(Records)
○ ○ ○

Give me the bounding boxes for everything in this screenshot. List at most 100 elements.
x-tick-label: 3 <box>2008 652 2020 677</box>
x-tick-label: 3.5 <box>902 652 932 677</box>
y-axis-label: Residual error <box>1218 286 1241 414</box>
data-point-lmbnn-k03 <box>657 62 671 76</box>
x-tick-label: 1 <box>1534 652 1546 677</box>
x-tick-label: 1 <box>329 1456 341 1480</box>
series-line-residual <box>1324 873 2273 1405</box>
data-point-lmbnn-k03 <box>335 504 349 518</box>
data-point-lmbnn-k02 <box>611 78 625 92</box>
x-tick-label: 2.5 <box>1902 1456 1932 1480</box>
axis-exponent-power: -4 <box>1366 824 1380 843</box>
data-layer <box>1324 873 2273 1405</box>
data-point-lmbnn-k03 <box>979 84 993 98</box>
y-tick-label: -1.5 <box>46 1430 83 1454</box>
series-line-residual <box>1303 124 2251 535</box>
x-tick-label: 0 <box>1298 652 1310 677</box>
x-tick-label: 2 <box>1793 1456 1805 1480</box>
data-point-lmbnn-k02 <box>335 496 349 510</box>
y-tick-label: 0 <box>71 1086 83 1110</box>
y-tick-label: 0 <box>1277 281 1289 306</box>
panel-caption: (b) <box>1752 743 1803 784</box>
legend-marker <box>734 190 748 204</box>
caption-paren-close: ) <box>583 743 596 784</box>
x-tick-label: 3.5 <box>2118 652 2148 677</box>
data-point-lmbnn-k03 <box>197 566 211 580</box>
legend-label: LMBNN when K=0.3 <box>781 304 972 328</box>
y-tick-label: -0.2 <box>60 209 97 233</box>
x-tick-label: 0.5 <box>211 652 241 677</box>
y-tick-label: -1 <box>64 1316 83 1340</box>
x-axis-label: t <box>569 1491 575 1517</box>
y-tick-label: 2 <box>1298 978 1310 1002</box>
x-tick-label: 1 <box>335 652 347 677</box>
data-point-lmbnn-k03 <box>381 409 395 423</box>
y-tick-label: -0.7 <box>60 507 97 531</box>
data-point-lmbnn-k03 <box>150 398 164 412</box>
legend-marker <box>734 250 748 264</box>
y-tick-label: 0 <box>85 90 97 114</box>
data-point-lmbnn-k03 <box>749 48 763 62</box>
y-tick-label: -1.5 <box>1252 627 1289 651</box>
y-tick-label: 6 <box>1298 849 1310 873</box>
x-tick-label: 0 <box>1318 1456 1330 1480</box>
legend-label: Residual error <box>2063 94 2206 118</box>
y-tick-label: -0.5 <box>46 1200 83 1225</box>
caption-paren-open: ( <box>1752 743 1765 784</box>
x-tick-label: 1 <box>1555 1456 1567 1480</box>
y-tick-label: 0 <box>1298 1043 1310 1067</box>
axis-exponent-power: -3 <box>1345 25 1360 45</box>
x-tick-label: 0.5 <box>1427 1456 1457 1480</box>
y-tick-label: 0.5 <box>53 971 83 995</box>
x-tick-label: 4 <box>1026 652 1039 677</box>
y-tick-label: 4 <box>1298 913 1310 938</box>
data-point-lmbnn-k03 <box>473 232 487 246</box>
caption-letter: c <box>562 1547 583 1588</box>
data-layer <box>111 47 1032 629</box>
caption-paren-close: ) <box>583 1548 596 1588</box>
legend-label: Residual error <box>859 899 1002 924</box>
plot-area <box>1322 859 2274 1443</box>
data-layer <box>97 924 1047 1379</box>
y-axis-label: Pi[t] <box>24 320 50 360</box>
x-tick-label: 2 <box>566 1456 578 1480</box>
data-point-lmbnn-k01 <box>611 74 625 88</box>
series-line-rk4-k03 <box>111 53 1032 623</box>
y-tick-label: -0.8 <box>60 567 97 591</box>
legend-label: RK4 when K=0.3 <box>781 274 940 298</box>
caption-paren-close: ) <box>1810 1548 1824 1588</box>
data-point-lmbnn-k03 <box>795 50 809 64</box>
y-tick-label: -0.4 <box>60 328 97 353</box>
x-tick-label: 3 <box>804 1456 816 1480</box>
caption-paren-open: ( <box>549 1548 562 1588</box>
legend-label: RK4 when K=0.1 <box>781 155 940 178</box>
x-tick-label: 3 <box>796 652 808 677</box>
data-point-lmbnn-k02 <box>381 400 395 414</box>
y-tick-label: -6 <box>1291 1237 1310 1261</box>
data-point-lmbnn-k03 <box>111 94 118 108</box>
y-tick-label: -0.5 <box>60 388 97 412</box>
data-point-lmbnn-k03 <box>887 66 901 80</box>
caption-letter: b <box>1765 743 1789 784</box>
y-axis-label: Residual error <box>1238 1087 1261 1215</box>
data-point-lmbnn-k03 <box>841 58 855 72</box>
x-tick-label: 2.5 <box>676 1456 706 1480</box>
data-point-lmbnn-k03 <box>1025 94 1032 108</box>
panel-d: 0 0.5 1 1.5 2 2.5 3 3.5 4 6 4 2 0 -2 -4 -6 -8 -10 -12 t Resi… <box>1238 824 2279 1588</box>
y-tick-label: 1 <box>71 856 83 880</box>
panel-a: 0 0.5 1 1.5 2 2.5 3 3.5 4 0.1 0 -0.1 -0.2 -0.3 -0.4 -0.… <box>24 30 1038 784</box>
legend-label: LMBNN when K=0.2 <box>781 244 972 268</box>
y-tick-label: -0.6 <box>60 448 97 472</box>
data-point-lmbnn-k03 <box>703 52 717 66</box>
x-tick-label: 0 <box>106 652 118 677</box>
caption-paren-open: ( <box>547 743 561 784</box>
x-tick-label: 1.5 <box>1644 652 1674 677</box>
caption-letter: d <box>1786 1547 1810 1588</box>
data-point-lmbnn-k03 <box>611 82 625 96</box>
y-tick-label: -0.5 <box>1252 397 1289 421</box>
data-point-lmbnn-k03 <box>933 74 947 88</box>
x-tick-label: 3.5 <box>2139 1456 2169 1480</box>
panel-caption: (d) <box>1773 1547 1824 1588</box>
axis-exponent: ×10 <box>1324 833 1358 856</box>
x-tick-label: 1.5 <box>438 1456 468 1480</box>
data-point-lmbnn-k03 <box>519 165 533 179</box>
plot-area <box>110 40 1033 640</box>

○ ○ ○

> _WHAT IS REQUIRED_
Copy out every line of the material above without changing a single character.

> _ANSWER BELOW_
Give me the bounding boxes for everything in this screenshot. List at most 100 elements.
x-tick-label: 3 <box>2008 652 2020 677</box>
x-tick-label: 3.5 <box>902 652 932 677</box>
y-axis-label: Residual error <box>1218 286 1241 414</box>
data-point-lmbnn-k03 <box>657 62 671 76</box>
x-tick-label: 1 <box>1534 652 1546 677</box>
x-tick-label: 1 <box>329 1456 341 1480</box>
series-line-residual <box>1324 873 2273 1405</box>
data-point-lmbnn-k03 <box>335 504 349 518</box>
data-point-lmbnn-k02 <box>611 78 625 92</box>
x-tick-label: 2.5 <box>1902 1456 1932 1480</box>
axis-exponent-power: -4 <box>1366 824 1380 843</box>
data-layer <box>1324 873 2273 1405</box>
data-point-lmbnn-k03 <box>979 84 993 98</box>
y-tick-label: -1.5 <box>46 1430 83 1454</box>
series-line-residual <box>1303 124 2251 535</box>
x-tick-label: 0 <box>1298 652 1310 677</box>
x-tick-label: 2 <box>1793 1456 1805 1480</box>
data-point-lmbnn-k02 <box>335 496 349 510</box>
y-tick-label: 0 <box>71 1086 83 1110</box>
y-tick-label: 0 <box>1277 281 1289 306</box>
panel-caption: (b) <box>1752 743 1803 784</box>
legend-marker <box>734 190 748 204</box>
caption-paren-close: ) <box>583 743 596 784</box>
x-tick-label: 3.5 <box>2118 652 2148 677</box>
data-point-lmbnn-k03 <box>197 566 211 580</box>
legend-label: LMBNN when K=0.3 <box>781 304 972 328</box>
y-tick-label: -0.2 <box>60 209 97 233</box>
x-tick-label: 0.5 <box>211 652 241 677</box>
y-tick-label: -1 <box>64 1316 83 1340</box>
x-axis-label: t <box>569 1491 575 1517</box>
y-tick-label: 2 <box>1298 978 1310 1002</box>
x-tick-label: 1 <box>335 652 347 677</box>
data-point-lmbnn-k03 <box>381 409 395 423</box>
y-tick-label: -0.7 <box>60 507 97 531</box>
data-point-lmbnn-k03 <box>150 398 164 412</box>
legend-marker <box>734 250 748 264</box>
y-tick-label: 0 <box>85 90 97 114</box>
data-point-lmbnn-k03 <box>749 48 763 62</box>
y-tick-label: -1.5 <box>1252 627 1289 651</box>
y-tick-label: 6 <box>1298 849 1310 873</box>
x-tick-label: 0 <box>1318 1456 1330 1480</box>
legend-label: Residual error <box>2063 94 2206 118</box>
y-tick-label: -0.5 <box>46 1200 83 1225</box>
caption-paren-open: ( <box>1752 743 1765 784</box>
x-tick-label: 1 <box>1555 1456 1567 1480</box>
y-tick-label: 0 <box>1298 1043 1310 1067</box>
axis-exponent-power: -3 <box>1345 25 1360 45</box>
x-tick-label: 0.5 <box>1427 1456 1457 1480</box>
y-tick-label: 0.5 <box>53 971 83 995</box>
x-tick-label: 4 <box>1026 652 1039 677</box>
y-tick-label: 4 <box>1298 913 1310 938</box>
data-point-lmbnn-k03 <box>473 232 487 246</box>
caption-letter: c <box>562 1547 583 1588</box>
data-layer <box>111 47 1032 629</box>
caption-paren-close: ) <box>583 1548 596 1588</box>
legend-label: Residual error <box>859 899 1002 924</box>
plot-area <box>1322 859 2274 1443</box>
data-layer <box>97 924 1047 1379</box>
y-axis-label: Pi[t] <box>24 320 50 360</box>
x-tick-label: 2 <box>566 1456 578 1480</box>
data-point-lmbnn-k01 <box>611 74 625 88</box>
series-line-rk4-k03 <box>111 53 1032 623</box>
y-tick-label: -0.8 <box>60 567 97 591</box>
legend-label: RK4 when K=0.3 <box>781 274 940 298</box>
caption-paren-close: ) <box>1810 1548 1824 1588</box>
data-point-lmbnn-k03 <box>795 50 809 64</box>
y-tick-label: -0.4 <box>60 328 97 353</box>
x-tick-label: 3 <box>804 1456 816 1480</box>
caption-paren-open: ( <box>549 1548 562 1588</box>
legend-label: RK4 when K=0.1 <box>781 155 940 178</box>
x-tick-label: 3 <box>796 652 808 677</box>
data-point-lmbnn-k02 <box>381 400 395 414</box>
y-tick-label: -6 <box>1291 1237 1310 1261</box>
data-point-lmbnn-k03 <box>111 94 118 108</box>
y-tick-label: -0.5 <box>60 388 97 412</box>
data-point-lmbnn-k03 <box>887 66 901 80</box>
caption-letter: b <box>1765 743 1789 784</box>
y-axis-label: Residual error <box>1238 1087 1261 1215</box>
data-point-lmbnn-k03 <box>841 58 855 72</box>
x-tick-label: 2.5 <box>676 1456 706 1480</box>
data-point-lmbnn-k03 <box>1025 94 1032 108</box>
panel-d: 0 0.5 1 1.5 2 2.5 3 3.5 4 6 4 2 0 -2 -4 -6 -8 -10 -12 t Resi… <box>1238 824 2279 1588</box>
y-tick-label: 1 <box>71 856 83 880</box>
panel-a: 0 0.5 1 1.5 2 2.5 3 3.5 4 0.1 0 -0.1 -0.2 -0.3 -0.4 -0.… <box>24 30 1038 784</box>
legend-label: LMBNN when K=0.2 <box>781 244 972 268</box>
y-tick-label: -0.6 <box>60 448 97 472</box>
data-point-lmbnn-k03 <box>703 52 717 66</box>
x-tick-label: 0 <box>106 652 118 677</box>
caption-paren-open: ( <box>547 743 561 784</box>
x-tick-label: 1.5 <box>1644 652 1674 677</box>
caption-letter: d <box>1786 1547 1810 1588</box>
data-point-lmbnn-k03 <box>611 82 625 96</box>
y-tick-label: -0.5 <box>1252 397 1289 421</box>
data-point-lmbnn-k03 <box>933 74 947 88</box>
x-tick-label: 3.5 <box>2139 1456 2169 1480</box>
panel-caption: (d) <box>1773 1547 1824 1588</box>
axis-exponent: ×10 <box>1324 833 1358 856</box>
x-tick-label: 1.5 <box>438 1456 468 1480</box>
data-point-lmbnn-k03 <box>519 165 533 179</box>
plot-area <box>110 40 1033 640</box>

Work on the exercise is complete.